WRITTEN REQUEST:
Show every line below where "Jika" can be found.

Saved data entries

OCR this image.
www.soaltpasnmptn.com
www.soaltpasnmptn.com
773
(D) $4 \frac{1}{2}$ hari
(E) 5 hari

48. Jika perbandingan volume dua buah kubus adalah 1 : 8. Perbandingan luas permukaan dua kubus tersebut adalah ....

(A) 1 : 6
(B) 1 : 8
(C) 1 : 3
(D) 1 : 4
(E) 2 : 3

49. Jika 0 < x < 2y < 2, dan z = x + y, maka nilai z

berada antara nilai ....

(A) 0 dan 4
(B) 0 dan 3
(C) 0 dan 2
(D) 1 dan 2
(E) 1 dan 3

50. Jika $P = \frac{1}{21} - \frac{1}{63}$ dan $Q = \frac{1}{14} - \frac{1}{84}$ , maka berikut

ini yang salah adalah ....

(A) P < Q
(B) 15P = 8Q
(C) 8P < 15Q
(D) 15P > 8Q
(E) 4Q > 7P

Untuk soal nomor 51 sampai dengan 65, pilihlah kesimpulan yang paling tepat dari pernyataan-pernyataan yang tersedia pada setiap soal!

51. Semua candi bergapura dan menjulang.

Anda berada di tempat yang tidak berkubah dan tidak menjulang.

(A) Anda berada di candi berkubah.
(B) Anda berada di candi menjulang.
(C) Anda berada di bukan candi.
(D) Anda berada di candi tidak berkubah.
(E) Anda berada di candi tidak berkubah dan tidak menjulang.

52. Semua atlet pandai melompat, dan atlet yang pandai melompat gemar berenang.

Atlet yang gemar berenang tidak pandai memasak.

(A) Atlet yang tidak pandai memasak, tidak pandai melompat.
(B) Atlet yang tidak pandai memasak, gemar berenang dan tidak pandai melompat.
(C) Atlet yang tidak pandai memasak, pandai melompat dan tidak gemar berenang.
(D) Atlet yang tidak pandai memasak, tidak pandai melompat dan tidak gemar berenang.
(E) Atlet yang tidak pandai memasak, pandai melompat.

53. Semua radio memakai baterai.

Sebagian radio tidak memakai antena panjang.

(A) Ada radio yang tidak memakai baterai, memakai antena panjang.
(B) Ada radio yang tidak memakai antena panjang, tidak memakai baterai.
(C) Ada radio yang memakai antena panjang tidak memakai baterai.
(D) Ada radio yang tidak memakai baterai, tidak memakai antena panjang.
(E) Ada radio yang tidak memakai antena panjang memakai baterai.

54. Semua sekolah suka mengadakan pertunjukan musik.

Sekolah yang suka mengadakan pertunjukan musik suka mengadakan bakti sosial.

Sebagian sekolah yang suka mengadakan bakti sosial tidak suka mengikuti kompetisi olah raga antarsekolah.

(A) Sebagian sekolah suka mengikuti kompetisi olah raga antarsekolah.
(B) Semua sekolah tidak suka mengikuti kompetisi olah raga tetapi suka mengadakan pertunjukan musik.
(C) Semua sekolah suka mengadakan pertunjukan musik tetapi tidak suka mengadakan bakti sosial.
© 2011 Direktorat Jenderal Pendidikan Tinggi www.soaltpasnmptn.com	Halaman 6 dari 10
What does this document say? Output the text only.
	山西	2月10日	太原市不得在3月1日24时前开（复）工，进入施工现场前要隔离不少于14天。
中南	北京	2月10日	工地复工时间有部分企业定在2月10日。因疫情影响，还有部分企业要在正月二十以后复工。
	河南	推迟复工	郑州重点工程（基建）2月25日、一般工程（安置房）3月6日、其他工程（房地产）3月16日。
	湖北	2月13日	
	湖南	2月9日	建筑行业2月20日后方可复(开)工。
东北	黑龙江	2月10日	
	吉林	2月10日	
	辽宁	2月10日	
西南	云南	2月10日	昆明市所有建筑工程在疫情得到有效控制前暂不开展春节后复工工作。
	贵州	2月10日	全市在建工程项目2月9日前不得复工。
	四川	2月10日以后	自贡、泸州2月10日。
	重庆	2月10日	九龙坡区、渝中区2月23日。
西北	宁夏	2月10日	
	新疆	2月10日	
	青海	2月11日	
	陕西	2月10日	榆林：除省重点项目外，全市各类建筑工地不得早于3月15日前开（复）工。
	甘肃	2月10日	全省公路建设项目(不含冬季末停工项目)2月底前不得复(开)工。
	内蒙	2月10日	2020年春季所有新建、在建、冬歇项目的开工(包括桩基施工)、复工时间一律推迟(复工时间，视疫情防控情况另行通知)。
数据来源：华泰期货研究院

WRITTEN ANSWER:
48. Jika perbandingan volume dua buah kubus adalah 1 : 8. Perbandingan luas permukaan dua kubus tersebut adalah ....
49. Jika 0 < x < 2y < 2, dan z = x + y, maka nilai z
50. Jika $P = \frac{1}{21} - \frac{1}{63}$ dan $Q = \frac{1}{14} - \frac{1}{84}$ , maka berikut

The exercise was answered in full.